━━━ Exercise data

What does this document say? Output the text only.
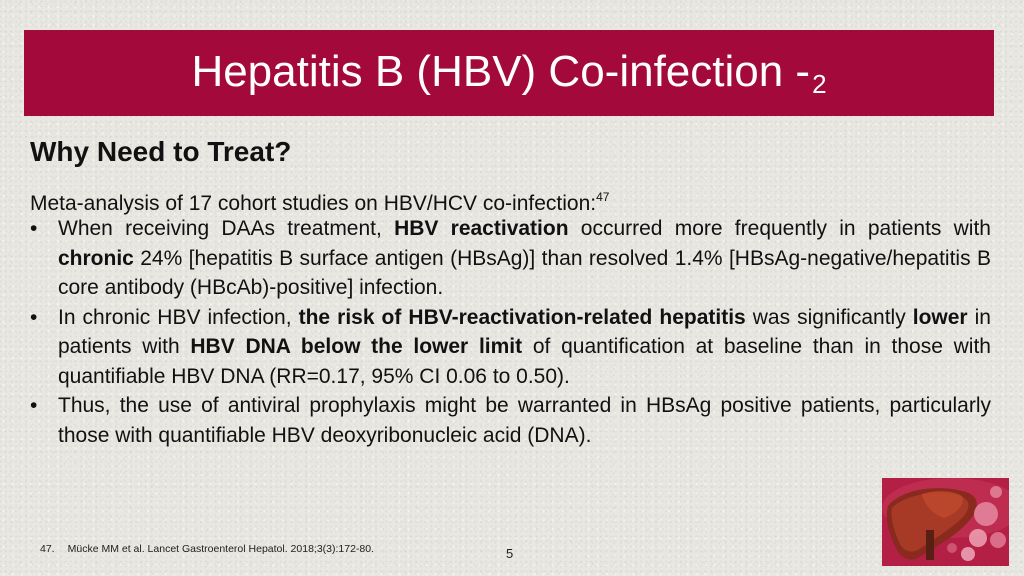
Hepatitis B (HBV) Co-infection -2
Why Need to Treat?
Meta-analysis of 17 cohort studies on HBV/HCV co-infection:$^{47}$
• When receiving DAAs treatment, HBV reactivation occurred more frequently in patients with chronic 24% [hepatitis B surface antigen (HBsAg)] than resolved 1.4% [HBsAg-negative/hepatitis B core antibody (HBcAb)-positive] infection.
• In chronic HBV infection, the risk of HBV-reactivation-related hepatitis was significantly lower in patients with HBV DNA below the lower limit of quantification at baseline than in those with quantifiable HBV DNA (RR=0.17, 95% CI 0.06 to 0.50).
• Thus, the use of antiviral prophylaxis might be warranted in HBsAg positive patients, particularly those with quantifiable HBV deoxyribonucleic acid (DNA).
47. Mücke MM et al. Lancet Gastroenterol Hepatol. 2018;3(3):172-80.	5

━━━━━━

§ **Exercise brief**: What you give back must match the material word for word, with no images included.

§ **Result**:
What does this document say? Output the text only.
Hepatitis B (HBV) Co-infection -2
Why Need to Treat?
Meta-analysis of 17 cohort studies on HBV/HCV co-infection:$^{47}$
• When receiving DAAs treatment, HBV reactivation occurred more frequently in patients with chronic 24% [hepatitis B surface antigen (HBsAg)] than resolved 1.4% [HBsAg-negative/hepatitis B core antibody (HBcAb)-positive] infection.
• In chronic HBV infection, the risk of HBV-reactivation-related hepatitis was significantly lower in patients with HBV DNA below the lower limit of quantification at baseline than in those with quantifiable HBV DNA (RR=0.17, 95% CI 0.06 to 0.50).
• Thus, the use of antiviral prophylaxis might be warranted in HBsAg positive patients, particularly those with quantifiable HBV deoxyribonucleic acid (DNA).
47. Mücke MM et al. Lancet Gastroenterol Hepatol. 2018;3(3):172-80.	5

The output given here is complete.